Task statement:
The records below should be written out again, exactly.
# start of Record excerpts
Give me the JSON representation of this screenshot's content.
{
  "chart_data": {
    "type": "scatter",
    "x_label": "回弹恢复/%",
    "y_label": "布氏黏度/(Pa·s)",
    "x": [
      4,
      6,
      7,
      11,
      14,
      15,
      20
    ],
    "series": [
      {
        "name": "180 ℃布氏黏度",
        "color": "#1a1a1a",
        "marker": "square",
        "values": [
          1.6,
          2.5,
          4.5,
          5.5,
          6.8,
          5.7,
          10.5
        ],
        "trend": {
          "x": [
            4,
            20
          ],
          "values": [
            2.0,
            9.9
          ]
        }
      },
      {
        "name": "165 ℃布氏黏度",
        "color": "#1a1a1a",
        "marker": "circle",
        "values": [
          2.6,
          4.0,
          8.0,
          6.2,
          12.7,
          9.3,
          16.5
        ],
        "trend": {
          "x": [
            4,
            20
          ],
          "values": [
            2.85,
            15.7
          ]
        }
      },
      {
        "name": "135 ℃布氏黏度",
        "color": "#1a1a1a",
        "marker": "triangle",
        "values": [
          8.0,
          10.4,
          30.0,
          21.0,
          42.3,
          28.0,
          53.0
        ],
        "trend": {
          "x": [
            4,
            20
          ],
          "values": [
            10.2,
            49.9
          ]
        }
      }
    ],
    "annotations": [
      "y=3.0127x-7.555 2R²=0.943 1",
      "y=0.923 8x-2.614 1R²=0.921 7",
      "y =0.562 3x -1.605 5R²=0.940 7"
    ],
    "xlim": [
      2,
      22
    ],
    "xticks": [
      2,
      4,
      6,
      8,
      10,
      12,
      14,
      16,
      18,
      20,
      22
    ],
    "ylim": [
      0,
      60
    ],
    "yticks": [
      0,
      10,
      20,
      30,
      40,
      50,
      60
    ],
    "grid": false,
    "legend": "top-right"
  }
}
# end of Record excerpts
The output:
Give me the JSON representation of this screenshot's content.
{
  "chart_data": {
    "type": "scatter",
    "x_label": "回弹恢复/%",
    "y_label": "布氏黏度/(Pa·s)",
    "x": [
      4,
      6,
      7,
      11,
      14,
      15,
      20
    ],
    "series": [
      {
        "name": "180 ℃布氏黏度",
        "color": "#1a1a1a",
        "marker": "square",
        "values": [
          1.6,
          2.5,
          4.5,
          5.5,
          6.8,
          5.7,
          10.5
        ],
        "trend": {
          "x": [
            4,
            20
          ],
          "values": [
            2.0,
            9.9
          ]
        }
      },
      {
        "name": "165 ℃布氏黏度",
        "color": "#1a1a1a",
        "marker": "circle",
        "values": [
          2.6,
          4.0,
          8.0,
          6.2,
          12.7,
          9.3,
          16.5
        ],
        "trend": {
          "x": [
            4,
            20
          ],
          "values": [
            2.85,
            15.7
          ]
        }
      },
      {
        "name": "135 ℃布氏黏度",
        "color": "#1a1a1a",
        "marker": "triangle",
        "values": [
          8.0,
          10.4,
          30.0,
          21.0,
          42.3,
          28.0,
          53.0
        ],
        "trend": {
          "x": [
            4,
            20
          ],
          "values": [
            10.2,
            49.9
          ]
        }
      }
    ],
    "annotations": [
      "y=3.0127x-7.555 2R²=0.943 1",
      "y=0.923 8x-2.614 1R²=0.921 7",
      "y =0.562 3x -1.605 5R²=0.940 7"
    ],
    "xlim": [
      2,
      22
    ],
    "xticks": [
      2,
      4,
      6,
      8,
      10,
      12,
      14,
      16,
      18,
      20,
      22
    ],
    "ylim": [
      0,
      60
    ],
    "yticks": [
      0,
      10,
      20,
      30,
      40,
      50,
      60
    ],
    "grid": false,
    "legend": "top-right"
  }
}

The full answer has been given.